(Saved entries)
-=-=-=-=-

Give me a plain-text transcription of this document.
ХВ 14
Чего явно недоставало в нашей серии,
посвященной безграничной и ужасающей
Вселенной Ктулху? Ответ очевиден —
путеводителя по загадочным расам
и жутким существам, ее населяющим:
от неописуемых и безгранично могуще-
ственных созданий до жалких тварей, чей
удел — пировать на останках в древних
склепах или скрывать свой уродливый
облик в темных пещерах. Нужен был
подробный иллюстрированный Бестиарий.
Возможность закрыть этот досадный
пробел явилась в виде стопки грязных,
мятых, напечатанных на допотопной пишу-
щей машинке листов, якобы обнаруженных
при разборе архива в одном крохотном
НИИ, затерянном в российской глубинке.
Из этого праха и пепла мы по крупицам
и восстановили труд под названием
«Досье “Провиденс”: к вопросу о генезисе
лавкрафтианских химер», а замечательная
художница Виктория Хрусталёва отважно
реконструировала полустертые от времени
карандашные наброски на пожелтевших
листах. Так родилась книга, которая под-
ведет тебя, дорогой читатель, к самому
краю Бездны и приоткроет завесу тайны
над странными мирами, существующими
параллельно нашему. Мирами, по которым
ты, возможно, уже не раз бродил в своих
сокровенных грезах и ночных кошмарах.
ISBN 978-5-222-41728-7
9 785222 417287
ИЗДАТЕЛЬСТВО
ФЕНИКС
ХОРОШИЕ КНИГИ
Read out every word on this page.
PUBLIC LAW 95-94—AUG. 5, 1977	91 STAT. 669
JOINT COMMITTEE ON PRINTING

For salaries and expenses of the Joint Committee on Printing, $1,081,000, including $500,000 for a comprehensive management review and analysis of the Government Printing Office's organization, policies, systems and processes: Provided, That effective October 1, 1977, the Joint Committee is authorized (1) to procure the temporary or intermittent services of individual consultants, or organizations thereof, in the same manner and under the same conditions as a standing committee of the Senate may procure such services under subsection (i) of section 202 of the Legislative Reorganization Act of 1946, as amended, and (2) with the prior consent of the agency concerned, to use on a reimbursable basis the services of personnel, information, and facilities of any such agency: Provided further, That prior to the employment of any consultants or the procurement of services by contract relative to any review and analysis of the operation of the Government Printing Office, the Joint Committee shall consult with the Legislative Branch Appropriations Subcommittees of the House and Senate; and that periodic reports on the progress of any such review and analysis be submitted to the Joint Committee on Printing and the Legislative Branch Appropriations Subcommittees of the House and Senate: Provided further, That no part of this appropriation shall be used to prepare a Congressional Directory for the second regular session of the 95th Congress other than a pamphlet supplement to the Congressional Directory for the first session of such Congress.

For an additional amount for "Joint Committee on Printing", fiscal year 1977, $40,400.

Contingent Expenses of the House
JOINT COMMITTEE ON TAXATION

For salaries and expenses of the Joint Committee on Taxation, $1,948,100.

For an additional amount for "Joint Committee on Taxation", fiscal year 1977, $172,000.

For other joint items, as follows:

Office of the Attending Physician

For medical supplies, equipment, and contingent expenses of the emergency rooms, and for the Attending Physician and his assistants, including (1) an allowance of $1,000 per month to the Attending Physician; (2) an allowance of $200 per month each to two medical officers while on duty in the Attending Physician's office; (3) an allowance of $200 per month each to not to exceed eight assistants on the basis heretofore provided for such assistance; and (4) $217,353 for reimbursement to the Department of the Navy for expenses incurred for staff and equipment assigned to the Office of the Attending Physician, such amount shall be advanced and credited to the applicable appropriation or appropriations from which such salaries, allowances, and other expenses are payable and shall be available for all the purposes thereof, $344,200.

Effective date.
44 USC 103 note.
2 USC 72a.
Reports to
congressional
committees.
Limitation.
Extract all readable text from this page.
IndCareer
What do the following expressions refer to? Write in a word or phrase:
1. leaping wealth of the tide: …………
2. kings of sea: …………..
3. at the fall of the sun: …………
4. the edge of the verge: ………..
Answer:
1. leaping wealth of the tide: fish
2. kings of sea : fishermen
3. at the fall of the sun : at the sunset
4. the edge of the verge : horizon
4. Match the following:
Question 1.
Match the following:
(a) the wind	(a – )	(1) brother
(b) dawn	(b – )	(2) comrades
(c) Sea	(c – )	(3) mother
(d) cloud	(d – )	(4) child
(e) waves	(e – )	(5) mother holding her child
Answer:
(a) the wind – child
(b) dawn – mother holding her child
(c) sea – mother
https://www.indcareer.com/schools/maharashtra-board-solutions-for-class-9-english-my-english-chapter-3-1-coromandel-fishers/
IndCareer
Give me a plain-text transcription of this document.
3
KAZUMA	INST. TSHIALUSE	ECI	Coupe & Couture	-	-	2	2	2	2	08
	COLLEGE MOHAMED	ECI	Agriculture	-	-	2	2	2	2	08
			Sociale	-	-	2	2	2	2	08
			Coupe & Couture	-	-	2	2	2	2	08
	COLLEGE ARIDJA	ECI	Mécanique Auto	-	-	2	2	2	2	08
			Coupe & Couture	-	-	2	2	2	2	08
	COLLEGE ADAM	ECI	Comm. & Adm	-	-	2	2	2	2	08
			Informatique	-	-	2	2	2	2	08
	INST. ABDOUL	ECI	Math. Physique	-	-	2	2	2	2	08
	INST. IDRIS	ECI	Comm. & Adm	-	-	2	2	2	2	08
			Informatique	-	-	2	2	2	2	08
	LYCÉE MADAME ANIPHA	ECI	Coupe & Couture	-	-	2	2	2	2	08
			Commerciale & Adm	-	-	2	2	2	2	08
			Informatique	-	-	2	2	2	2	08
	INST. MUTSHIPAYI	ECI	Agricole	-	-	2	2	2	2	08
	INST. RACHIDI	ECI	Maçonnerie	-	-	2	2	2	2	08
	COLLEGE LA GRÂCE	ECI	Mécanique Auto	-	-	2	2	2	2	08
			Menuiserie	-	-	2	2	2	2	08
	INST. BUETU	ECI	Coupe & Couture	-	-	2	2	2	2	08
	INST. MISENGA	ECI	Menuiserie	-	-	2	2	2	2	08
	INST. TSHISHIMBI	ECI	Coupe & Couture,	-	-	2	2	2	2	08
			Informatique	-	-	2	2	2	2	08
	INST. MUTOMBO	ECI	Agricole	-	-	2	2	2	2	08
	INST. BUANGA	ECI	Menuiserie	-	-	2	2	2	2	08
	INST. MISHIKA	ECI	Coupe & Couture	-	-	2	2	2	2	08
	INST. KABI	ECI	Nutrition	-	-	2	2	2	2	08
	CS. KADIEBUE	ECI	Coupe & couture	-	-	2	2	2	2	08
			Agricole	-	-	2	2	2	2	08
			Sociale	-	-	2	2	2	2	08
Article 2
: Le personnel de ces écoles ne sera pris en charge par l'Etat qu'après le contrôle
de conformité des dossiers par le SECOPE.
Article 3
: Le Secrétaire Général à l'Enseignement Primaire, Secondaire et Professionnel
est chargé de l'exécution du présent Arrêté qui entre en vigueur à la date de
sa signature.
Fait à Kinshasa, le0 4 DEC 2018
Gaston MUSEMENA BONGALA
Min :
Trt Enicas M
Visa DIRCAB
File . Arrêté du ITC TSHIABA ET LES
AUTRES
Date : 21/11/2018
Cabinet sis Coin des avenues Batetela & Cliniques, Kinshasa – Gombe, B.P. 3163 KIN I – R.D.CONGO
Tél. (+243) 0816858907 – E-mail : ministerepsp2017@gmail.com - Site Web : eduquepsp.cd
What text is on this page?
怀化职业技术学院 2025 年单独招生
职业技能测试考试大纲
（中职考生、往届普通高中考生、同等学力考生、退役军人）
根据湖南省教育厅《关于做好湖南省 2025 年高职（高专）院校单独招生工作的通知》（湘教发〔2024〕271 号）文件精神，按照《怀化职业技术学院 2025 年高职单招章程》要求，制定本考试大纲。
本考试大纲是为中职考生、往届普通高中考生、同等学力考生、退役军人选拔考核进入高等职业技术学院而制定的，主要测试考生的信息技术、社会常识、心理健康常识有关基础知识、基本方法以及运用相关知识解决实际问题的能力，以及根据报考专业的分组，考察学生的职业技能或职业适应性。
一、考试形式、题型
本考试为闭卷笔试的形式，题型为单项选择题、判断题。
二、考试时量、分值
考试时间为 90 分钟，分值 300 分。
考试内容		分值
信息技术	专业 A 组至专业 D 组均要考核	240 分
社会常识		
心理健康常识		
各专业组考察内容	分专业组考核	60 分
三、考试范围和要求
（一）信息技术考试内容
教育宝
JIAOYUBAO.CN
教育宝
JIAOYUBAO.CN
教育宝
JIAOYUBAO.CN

-=-=-=-=-

### TASK STATEMENT:
Using the material above, state how many lines include the string "child". Answer with a single number.

### RESPONSE FOR THIS EXERCISE:
4